Requirements
1. Retype the stretch of the leadership piece from "That instinct has" through "responsible forward motion.".
2. Sum up the piece on careful versus courageous leadership in two sentences.
3. Pick up the piece on careful versus courageous leadership where it stops and keep writing.

Source text
════

Careful or courageous: The leadership choice that shapes culture

courage

Over the past few weeks, North Carolina has felt more like the Midwest than the Southeast. Temperatures dropped well below average. Snow and ice covered roads we are not used to navigating. Schools closed. Then they went remote. Then they closed again. Nearly two weeks disrupted, all “out of an abundance of caution.”

And I kept finding myself saying the same thing.

Be careful.

I said it to my daughters heading out. I said it to my wife before she left for work. I said it to colleagues commuting on icy roads. Be careful driving. Be careful walking. Be careful getting home safely.

There is nothing wrong with that message. Caution matters. Safety matters. Responsibility matters.

But after a while, I started thinking about how often that phrase shows up in leadership.

We are very good at being careful. We are less intentional about being courageous.

And that difference shapes culture more than we realize.

The default setting of caution

When conditions are uncertain, our instinct is to protect. To slow down. To wait for better clarity.

That instinct has shaped how many organizations operate today. We delay decisions to avoid risk. We soften conversations to avoid discomfort. We ask for more data when what we really need is commitment. We protect policies and processes, long after they stop serving us.

Caution prevents obvious mistakes.

But leadership is not only about avoiding harm. It is about responsible forward motion.

Caution keeps us from slipping on the ice. Courage is what gets us moving again.

A lesson from an icy week

During this stretch of winter weather, one of my daughters looked outside at the snow-covered yard and said she did not want to go out. It looked cold. The driveway was slick. The hill in our neighborhood was coated in ice. Staying inside was warmer and felt safer.

It would have been easy for me to agree.

Instead, after a few minutes, they bundled up anyway. Carefully at first. Testing their footing. Adjusting their pace. Before long, there were snowball fights in the yard, sled runs down the hill, and laughter echoing through the neighborhood with other friends.

They respected the conditions. But they did not let the conditions decide for them.

════

Provided data

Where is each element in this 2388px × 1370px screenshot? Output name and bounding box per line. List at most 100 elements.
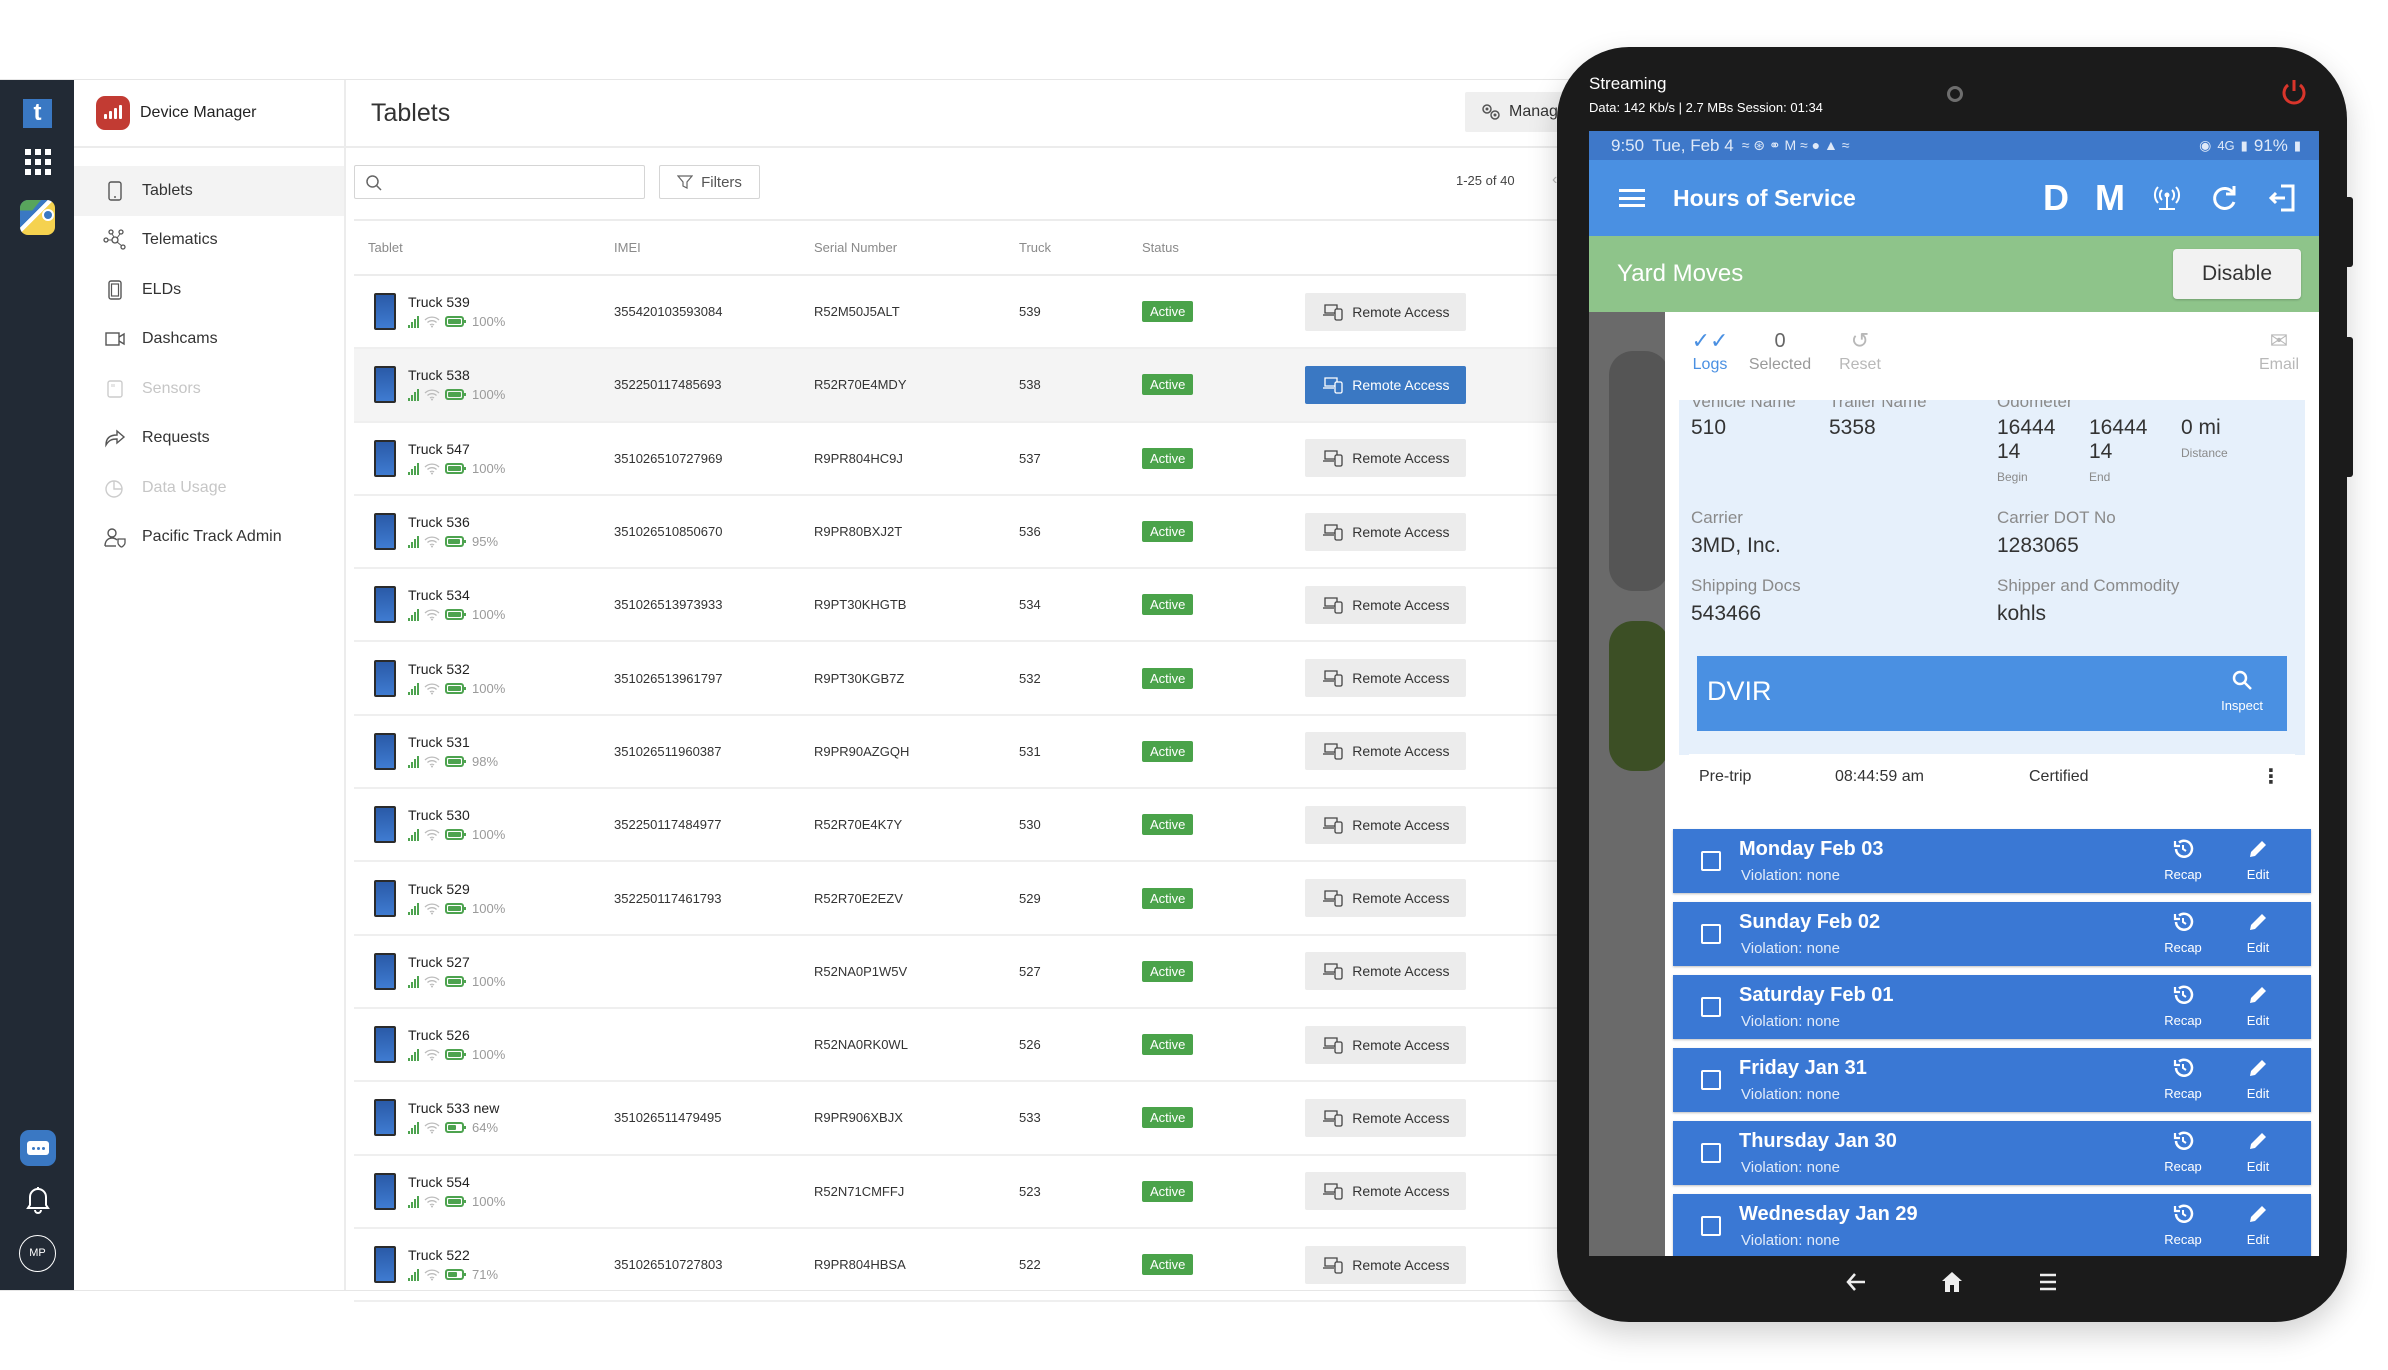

════

Answers in order
1.
That instinct has shaped how many organizations operate today. We delay decisions to avoid risk. We soften conversations to avoid discomfort. We ask for more data when what we really need is commitment. We protect policies and processes, long after they stop serving us.

Caution prevents obvious mistakes.

But leadership is not only about avoiding harm. It is about responsible forward motion.

2. During an icy winter stretch in North Carolina, the writer kept telling family and colleagues to be careful and began noticing that leaders are good at being careful but less intentional about being courageous, a difference that shapes culture. When one daughter didn't want to go out in the snow, the daughters bundled up anyway, tested their footing, and ended up sledding and having snowball fights, respecting the conditions without letting the conditions decide for them.

3.
That is the balance leadership requires. Acknowledge risk. Prepare for it. But do not let caution become confinement.

The leadership trap

In business, careful often becomes our default response.

Let us be careful.

Let us wait.

Let us not stir things up.

Sometimes careful is wisdom. Sometimes it is self-protection dressed up as professionalism.

We say, “Let us gather more input,” when what we mean is, “Let us avoid being wrong.”

We say, “Let us revisit this next quarter,” when what we mean is, “Let us not take heat right now.”

We say, “Let us not move too fast,” when what we mean is, “Let us not fail.”

Caution becomes a shield. But growth does not happen in permanent protection mode.

Amy Edmondson of Harvard Business School writes in The Fearless Organization that high-performing teams are not those that avoid mistakes. They are the ones where people feel safe admitting them. Psychological safety allows individuals to speak up, challenge ideas, and take interpersonal risks without fear of humiliation or punishment.

That environment does not happen by accident. Leaders model it.

If leaders only signal caution, teams will stay guarded.

If leaders model courage, teams learn how to step forward.

Where I have seen this play out

Last year, our organization went through a full core system conversion. For a credit union, that is not a minor upgrade. It touches every account, every transaction, every employee workflow, and every member interaction.

The careful option would have been to delay. To wait for even more certainty. To stick with what was familiar, even if it was limiting us.

The courageous option was to prepare relentlessly and move forward anyway.

There were real risks. Member disruption. Operational strain. Employee fatigue. If it went poorly, it would not be theoretical. It would be visible and painful.

We chose to move.

It required difficult conversations, heavy preparation, and clear communication. It required leaders to stand in front of teams and say, “This will be hard, but it will make us better.”

If we had defaulted to safe every time in our history, we would have protected stability. But we would have limited growth.

Careful would have said, “Wait until conditions improve.”

Courage said, “Prepare well, then execute.”

Careful would have said, “Do not disrupt what works.”

Courage said, “Improve what no longer works well enough.”

This is not recklessness. It is disciplined forward movement.

Courage in leadership means acknowledging risk and stepping forward anyway.

What courage looks like in practice

Courage looks like:

  • Giving honest feedback when it would be easier to stay silent
  • Making a decision when perfect information does not exist
  • Challenging a long-standing practice that no longer serves the mission
  • Admitting when you were wrong
  • Encouraging innovation even when not every idea succeeds

If your culture constantly signals, “Do not mess up,” people will stay guarded.

If your culture signals, “We learn and improve together,” people will stretch.

The tone starts at the top.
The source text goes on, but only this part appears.